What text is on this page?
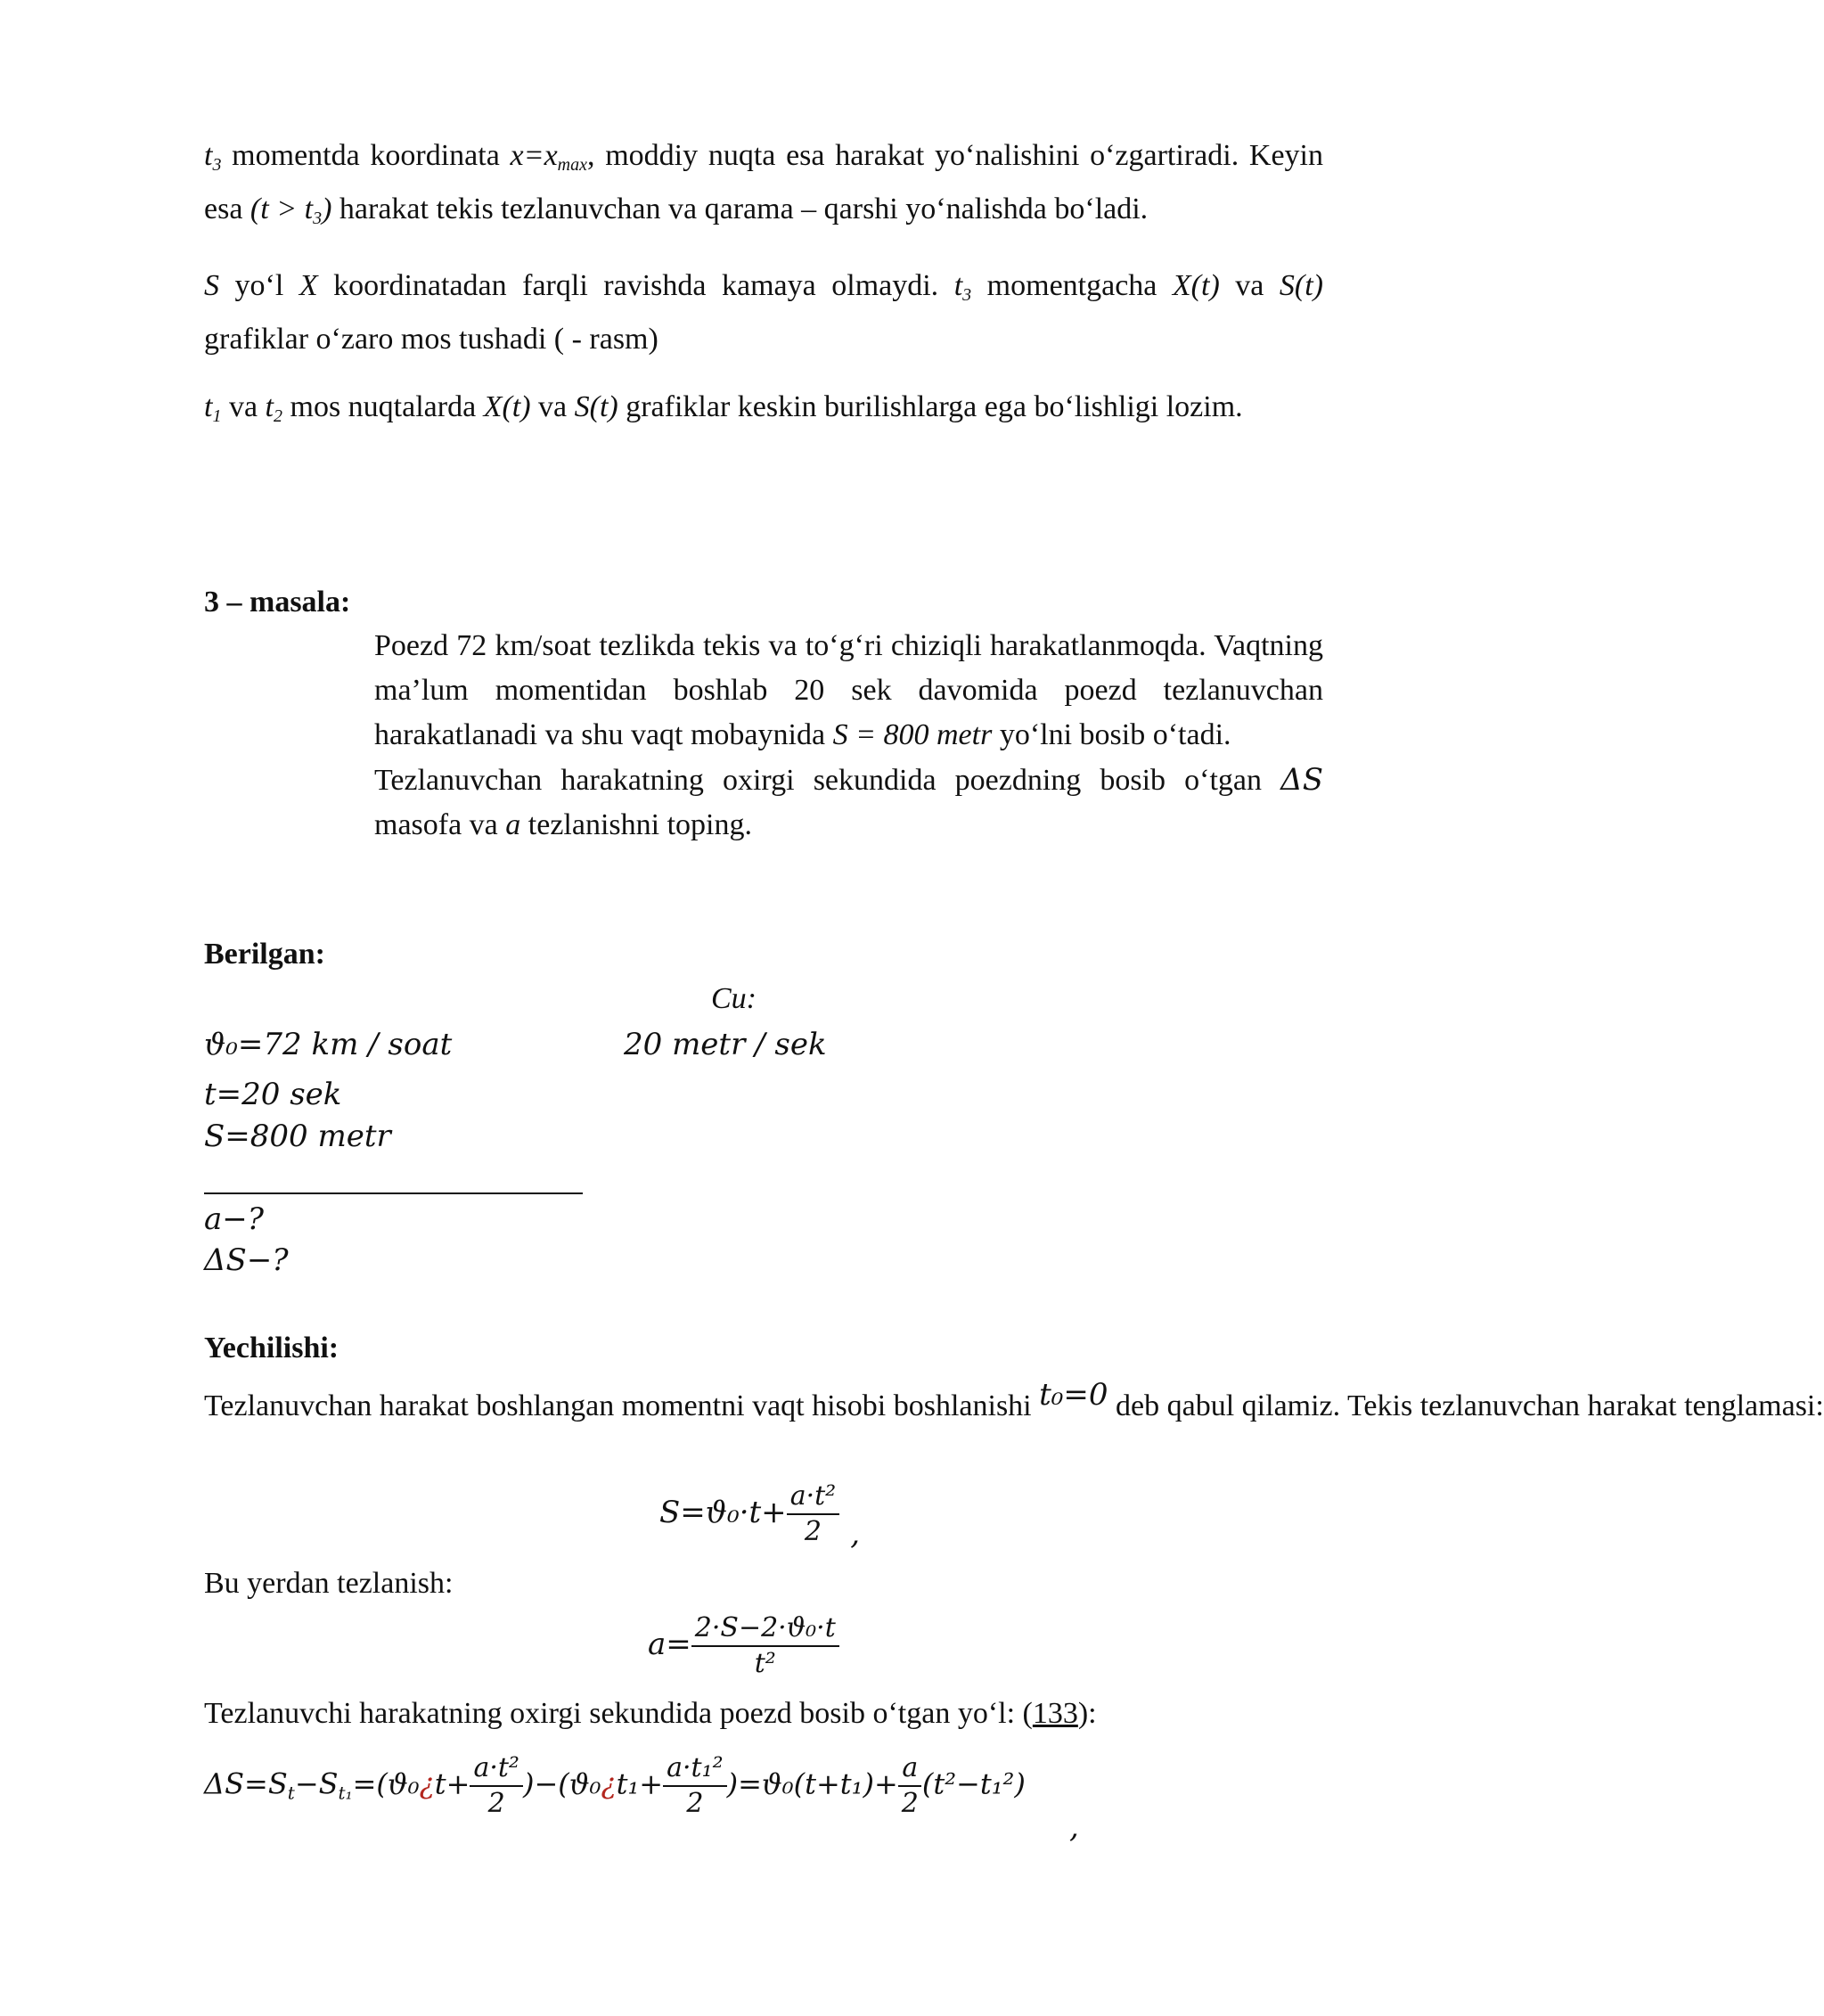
$t_3$ momentda koordinata $x=x_{max}$, moddiy nuqta esa harakat yo‘nalishini o‘zgartiradi. Keyin esa $(t > t_3)$ harakat tekis tezlanuvchan va qarama – qarshi yo‘nalishda bo‘ladi.

S yo‘l X koordinatadan farqli ravishda kamaya olmaydi. $t_3$ momentgacha X(t) va S(t) grafiklar o‘zaro mos tushadi ( - rasm)

$t_1$ va $t_2$ mos nuqtalarda X(t) va S(t) grafiklar keskin burilishlarga ega bo‘lishligi lozim.

3 – masala:

Poezd 72 km/soat tezlikda tekis va to‘g‘ri chiziqli harakatlanmoqda. Vaqtning ma’lum momentidan boshlab 20 sek davomida poezd tezlanuvchan harakatlanadi va shu vaqt mobaynida S = 800 metr yo‘lni bosib o‘tadi.

Tezlanuvchan harakatning oxirgi sekundida poezdning bosib o‘tgan ΔS masofa va a tezlanishni toping.

Berilgan:
Cu:
ϑ₀=72 km / soat	20 metr / sek
t=20 sek
S=800 metr
a−?
ΔS−?
Yechilishi:

Tezlanuvchan harakat boshlangan momentni vaqt hisobi boshlanishi t₀=0 deb qabul qilamiz. Tekis tezlanuvchan harakat tenglamasi:

$S=ϑ_0\cdot t+ \frac{\text{a·t²}}{2}$ ,
Bu yerdan tezlanish:
$a= \frac{\text{2·S−2·ϑ₀·t}}{\text{t²}}$
Tezlanuvchi harakatning oxirgi sekundida poezd bosib o‘tgan yo‘l: (133):
$\Delta S=S_t-S_{t_1}=(ϑ_0¿t+ \frac{\text{a·t²}}{2}$ )−(ϑ₀¿t₁+ $\frac{\text{a·t₁²}}{2} )=ϑ_0(t+t_1)+ \frac{a}{2} (t^2-t_1^2)$
,
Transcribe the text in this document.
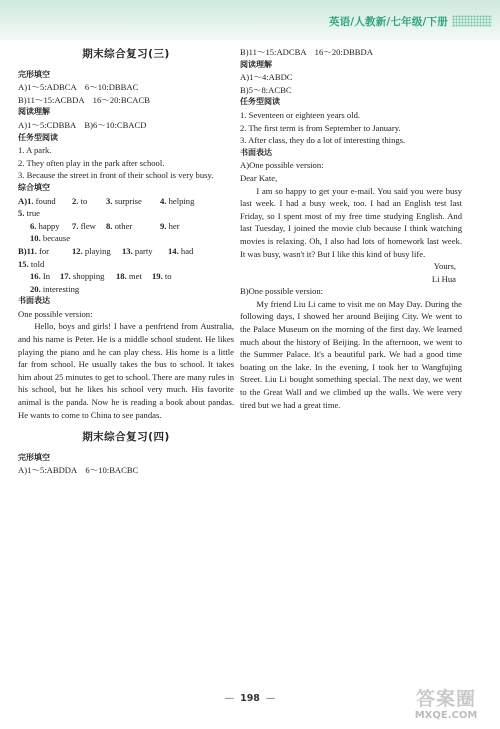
英语/人教新/七年级/下册
期末综合复习(三)
完形填空
A)1～5:ADBCA　6～10:DBBAC
B)11～15:ACBDA　16～20:BCACB
阅读理解
A)1～5:CDBBA　B)6～10:CBACD
任务型阅读
1. A park.
2. They often play in the park after school.
3. Because the street in front of their school is very busy.
综合填空
A)1. found	2. to	3. surprise	4. helping
5. true
6. happy	7. flew	8. other	9. her
10. because
B)11. for	12. playing	13. party	14. had
15. told
16. In	17. shopping	18. met	19. to
20. interesting
书面表达
One possible version:
Hello, boys and girls! I have a penfriend from Australia, and his name is Peter. He is a middle school student. He likes playing the piano and he can play chess. His home is a little far from school. He usually takes the bus to school. It takes him about 25 minutes to get to school. There are many rules in his school, but he likes his school very much. His favorite animal is the panda. Now he is reading a book about pandas. He wants to come to China to see pandas.
期末综合复习(四)
完形填空
A)1～5:ABDDA　6～10:BACBC
B)11～15:ADCBA　16～20:DBBDA
阅读理解
A)1～4:ABDC
B)5～8:ACBC
任务型阅读
1. Seventeen or eighteen years old.
2. The first term is from September to January.
3. After class, they do a lot of interesting things.
书面表达
A)One possible version:
Dear Kate,
I am so happy to get your e-mail. You said you were busy last week. I had a busy week, too. I had an English test last Friday, so I spent most of my free time studying English. And last Tuesday, I joined the movie club because I think watching movies is relaxing. Oh, I also had lots of homework last week. It was busy, wasn't it? But I like this kind of busy life.
Yours,
Li Hua
B)One possible version:
My friend Liu Li came to visit me on May Day. During the following days, I showed her around Beijing City. We went to the Palace Museum on the morning of the first day. We learned much about the history of Beijing. In the afternoon, we went to the Summer Palace. It's a beautiful park. We had a good time boating on the lake. In the evening, I took her to Wangfujing Street. Liu Li bought something special. The next day, we went to the Great Wall and we climbed up the walls. We were very tired but we had a great time.
— 198 —	答案圈
MXQE.COM
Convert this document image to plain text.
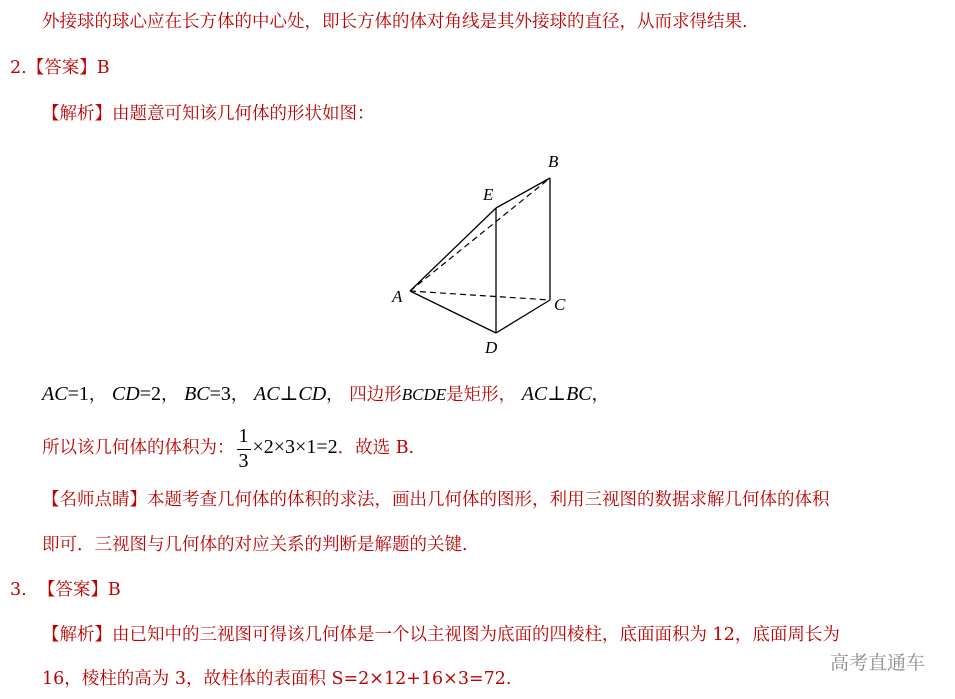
外接球的球心应在长方体的中心处，即长方体的体对角线是其外接球的直径，从而求得结果.
2.【答案】B
【解析】由题意可知该几何体的形状如图：
A
B
C
D
E
AC=1， CD=2， BC=3， AC⊥CD， 四边形BCDE是矩形， AC⊥BC，
所以该几何体的体积为： $\frac{1}{3} \times 2\times 3\times 1=2$．故选 B.
【名师点睛】本题考查几何体的体积的求法，画出几何体的图形，利用三视图的数据求解几何体的体积
即可．三视图与几何体的对应关系的判断是解题的关键.
3. 【答案】B
【解析】由已知中的三视图可得该几何体是一个以主视图为底面的四棱柱，底面面积为 12，底面周长为
16，棱柱的高为 3，故柱体的表面积 S=2×12+16×3=72.
高考直通车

★ ★ ★ ★ ★

(To be done): Which lines hold the word "interesting"? Return all of them from the records above.

(Exercise response):
20. interesting
3. After class, they do a lot of interesting things.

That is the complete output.